(Stored items)
######

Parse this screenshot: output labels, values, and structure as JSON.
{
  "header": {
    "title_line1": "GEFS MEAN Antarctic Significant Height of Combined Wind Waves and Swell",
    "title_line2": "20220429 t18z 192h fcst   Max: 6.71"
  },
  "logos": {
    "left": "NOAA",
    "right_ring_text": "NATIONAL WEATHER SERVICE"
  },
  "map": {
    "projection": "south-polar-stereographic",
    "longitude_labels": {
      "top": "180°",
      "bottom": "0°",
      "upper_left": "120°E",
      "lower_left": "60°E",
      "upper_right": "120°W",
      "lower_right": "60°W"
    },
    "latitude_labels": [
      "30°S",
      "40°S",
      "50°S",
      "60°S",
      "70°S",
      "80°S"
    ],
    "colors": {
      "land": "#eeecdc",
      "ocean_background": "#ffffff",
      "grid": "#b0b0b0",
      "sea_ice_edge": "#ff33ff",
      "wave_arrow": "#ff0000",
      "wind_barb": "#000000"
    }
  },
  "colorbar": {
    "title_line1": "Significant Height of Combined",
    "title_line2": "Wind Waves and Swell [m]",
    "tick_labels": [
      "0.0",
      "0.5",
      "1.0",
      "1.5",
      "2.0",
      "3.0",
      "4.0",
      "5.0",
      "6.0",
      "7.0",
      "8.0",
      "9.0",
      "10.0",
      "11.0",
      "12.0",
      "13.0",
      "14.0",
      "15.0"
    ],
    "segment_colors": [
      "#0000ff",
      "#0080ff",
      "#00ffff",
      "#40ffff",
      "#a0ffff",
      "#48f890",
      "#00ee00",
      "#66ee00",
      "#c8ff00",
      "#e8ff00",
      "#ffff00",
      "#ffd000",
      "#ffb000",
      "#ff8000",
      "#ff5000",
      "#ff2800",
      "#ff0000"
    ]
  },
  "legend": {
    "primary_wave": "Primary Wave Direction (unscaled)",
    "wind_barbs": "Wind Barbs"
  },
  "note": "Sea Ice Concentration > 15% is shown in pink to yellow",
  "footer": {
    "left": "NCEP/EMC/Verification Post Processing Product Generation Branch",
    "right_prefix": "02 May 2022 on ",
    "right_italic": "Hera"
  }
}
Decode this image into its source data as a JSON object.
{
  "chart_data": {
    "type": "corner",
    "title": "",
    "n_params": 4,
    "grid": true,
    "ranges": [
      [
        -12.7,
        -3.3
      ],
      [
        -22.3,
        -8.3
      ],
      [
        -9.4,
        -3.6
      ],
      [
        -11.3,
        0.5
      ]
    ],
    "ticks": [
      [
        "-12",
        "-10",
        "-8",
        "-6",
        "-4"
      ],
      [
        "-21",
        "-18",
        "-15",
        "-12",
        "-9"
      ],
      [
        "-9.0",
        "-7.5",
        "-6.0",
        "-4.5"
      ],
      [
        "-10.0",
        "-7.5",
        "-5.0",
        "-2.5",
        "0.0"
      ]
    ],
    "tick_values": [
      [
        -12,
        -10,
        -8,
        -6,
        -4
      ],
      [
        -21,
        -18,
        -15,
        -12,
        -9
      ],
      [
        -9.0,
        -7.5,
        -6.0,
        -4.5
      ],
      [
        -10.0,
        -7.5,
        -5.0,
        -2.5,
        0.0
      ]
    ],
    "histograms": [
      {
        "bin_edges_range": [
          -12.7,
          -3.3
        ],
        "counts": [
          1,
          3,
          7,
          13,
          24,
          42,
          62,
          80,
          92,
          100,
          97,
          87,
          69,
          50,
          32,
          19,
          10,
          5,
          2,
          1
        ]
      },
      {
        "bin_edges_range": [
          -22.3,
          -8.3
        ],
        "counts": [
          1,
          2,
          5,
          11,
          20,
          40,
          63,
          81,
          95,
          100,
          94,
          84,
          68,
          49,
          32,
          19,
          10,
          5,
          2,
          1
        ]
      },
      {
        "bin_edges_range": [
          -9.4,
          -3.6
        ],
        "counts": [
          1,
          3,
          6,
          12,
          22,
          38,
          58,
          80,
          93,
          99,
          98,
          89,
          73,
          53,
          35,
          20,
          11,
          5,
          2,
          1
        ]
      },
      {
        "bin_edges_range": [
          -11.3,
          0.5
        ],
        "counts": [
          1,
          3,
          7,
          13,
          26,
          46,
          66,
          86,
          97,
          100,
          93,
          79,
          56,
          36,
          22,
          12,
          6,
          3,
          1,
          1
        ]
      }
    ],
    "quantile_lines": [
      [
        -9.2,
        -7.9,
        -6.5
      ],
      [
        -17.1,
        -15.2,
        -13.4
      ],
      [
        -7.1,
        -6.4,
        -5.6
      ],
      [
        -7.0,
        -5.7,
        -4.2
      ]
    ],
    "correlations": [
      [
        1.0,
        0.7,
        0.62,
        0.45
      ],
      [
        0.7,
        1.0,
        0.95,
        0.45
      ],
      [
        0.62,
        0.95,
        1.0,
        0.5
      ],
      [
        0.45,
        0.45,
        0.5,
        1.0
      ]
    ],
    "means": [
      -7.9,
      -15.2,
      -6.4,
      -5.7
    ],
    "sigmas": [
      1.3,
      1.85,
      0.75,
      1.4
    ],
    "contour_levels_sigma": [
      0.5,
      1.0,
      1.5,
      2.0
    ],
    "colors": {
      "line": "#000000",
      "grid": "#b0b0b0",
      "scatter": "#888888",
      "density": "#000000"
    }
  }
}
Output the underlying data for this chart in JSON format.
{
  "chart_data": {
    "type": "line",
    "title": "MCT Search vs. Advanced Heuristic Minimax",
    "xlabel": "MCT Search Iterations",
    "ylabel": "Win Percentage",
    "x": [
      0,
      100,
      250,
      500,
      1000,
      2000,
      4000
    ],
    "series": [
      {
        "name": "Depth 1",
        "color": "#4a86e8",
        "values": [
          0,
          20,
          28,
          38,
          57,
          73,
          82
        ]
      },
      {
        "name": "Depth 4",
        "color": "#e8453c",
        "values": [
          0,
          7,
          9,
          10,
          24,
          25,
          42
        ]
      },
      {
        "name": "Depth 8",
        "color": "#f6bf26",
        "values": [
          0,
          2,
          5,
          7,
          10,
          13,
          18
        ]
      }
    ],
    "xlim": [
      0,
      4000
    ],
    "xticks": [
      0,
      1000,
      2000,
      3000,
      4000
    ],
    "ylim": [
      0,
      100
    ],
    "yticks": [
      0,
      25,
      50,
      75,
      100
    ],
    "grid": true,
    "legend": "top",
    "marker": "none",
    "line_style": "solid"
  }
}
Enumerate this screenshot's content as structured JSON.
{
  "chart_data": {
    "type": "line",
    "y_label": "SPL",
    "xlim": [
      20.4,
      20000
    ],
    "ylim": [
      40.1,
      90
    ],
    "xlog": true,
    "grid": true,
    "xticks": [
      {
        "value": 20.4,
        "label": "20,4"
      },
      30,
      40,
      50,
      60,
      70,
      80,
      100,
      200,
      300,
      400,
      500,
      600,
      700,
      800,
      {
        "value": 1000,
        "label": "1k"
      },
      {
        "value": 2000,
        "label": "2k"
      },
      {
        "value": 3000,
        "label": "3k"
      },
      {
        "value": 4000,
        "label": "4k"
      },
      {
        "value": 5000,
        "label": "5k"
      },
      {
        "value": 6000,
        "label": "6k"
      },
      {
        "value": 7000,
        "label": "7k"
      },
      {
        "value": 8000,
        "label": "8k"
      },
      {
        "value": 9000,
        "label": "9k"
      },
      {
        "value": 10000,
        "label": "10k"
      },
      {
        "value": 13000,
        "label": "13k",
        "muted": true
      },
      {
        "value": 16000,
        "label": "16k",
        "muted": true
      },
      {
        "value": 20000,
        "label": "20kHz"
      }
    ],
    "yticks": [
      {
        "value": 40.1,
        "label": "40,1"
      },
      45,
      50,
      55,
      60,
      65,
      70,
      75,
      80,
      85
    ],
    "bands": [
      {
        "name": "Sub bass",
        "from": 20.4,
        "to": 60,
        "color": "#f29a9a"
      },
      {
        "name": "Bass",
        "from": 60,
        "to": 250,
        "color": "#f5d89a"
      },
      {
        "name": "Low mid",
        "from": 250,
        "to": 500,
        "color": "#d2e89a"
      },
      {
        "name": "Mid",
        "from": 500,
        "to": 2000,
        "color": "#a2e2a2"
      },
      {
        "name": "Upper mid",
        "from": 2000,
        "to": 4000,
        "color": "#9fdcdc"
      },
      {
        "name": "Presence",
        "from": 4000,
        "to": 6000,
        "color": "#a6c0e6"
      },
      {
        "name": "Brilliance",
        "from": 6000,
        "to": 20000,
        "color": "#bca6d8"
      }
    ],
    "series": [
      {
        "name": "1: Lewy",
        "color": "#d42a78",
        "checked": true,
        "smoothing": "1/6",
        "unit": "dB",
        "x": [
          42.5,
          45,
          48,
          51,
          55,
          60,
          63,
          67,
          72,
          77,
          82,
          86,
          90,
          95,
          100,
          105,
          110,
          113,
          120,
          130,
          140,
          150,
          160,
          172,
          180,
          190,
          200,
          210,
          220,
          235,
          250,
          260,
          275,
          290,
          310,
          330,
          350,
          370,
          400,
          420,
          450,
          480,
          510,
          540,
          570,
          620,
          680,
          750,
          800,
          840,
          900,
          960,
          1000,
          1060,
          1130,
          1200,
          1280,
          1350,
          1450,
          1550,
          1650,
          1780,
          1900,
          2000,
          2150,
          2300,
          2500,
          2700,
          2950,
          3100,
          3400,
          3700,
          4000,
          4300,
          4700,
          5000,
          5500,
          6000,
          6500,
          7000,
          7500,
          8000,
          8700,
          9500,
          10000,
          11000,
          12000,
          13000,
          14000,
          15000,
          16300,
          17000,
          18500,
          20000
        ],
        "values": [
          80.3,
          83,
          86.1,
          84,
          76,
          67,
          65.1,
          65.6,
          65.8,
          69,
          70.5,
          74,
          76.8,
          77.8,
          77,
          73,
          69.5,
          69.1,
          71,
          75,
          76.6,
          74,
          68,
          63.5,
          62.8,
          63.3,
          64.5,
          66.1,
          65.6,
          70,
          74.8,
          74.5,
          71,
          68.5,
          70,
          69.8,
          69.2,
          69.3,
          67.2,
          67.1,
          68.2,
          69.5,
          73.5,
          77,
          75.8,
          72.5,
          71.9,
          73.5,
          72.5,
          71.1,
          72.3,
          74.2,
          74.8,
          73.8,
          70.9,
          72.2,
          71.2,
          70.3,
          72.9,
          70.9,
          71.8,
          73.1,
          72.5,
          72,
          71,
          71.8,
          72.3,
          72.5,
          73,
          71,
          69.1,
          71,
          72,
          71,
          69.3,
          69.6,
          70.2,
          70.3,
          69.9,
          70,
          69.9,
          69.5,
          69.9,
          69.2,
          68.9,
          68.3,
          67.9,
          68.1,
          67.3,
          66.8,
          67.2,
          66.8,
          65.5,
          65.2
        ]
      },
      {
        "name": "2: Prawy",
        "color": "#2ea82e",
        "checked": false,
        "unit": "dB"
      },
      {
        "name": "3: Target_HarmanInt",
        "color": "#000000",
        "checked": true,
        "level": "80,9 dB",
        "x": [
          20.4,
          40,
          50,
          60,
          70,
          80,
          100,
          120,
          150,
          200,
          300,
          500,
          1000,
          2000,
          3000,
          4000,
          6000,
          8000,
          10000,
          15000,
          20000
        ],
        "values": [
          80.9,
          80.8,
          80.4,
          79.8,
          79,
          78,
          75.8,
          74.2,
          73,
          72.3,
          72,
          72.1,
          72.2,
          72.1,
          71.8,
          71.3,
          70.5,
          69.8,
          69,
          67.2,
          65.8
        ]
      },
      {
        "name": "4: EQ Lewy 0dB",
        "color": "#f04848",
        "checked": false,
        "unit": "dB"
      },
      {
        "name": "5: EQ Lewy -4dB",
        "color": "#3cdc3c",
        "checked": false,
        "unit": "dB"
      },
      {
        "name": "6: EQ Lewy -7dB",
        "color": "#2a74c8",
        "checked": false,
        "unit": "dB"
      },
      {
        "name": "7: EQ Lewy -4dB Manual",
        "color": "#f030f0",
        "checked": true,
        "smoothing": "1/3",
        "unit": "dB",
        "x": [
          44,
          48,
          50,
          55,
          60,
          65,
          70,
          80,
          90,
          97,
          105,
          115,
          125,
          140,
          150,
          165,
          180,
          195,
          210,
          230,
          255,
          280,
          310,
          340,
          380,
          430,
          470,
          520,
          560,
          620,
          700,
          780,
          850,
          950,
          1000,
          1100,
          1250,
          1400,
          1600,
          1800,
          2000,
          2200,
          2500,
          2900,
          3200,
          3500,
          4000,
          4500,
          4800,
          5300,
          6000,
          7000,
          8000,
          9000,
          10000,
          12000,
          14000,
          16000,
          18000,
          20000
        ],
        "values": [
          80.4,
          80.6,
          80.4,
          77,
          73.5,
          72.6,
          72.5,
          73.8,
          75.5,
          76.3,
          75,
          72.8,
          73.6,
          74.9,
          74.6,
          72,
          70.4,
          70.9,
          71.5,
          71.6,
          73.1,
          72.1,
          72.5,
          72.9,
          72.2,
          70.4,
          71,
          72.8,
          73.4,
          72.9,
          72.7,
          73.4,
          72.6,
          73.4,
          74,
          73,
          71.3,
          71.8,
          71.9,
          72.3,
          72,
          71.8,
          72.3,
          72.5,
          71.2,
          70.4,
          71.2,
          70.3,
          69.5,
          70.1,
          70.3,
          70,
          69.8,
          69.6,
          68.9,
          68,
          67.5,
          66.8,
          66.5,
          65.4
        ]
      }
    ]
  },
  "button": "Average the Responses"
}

######

Stated exercise: Gather and copy every line of the data in which the string "Lewy" is found.

Output for this task:
        "name": "1: Lewy",
        "name": "4: EQ Lewy 0dB",
        "name": "5: EQ Lewy -4dB",
        "name": "6: EQ Lewy -7dB",
        "name": "7: EQ Lewy -4dB Manual",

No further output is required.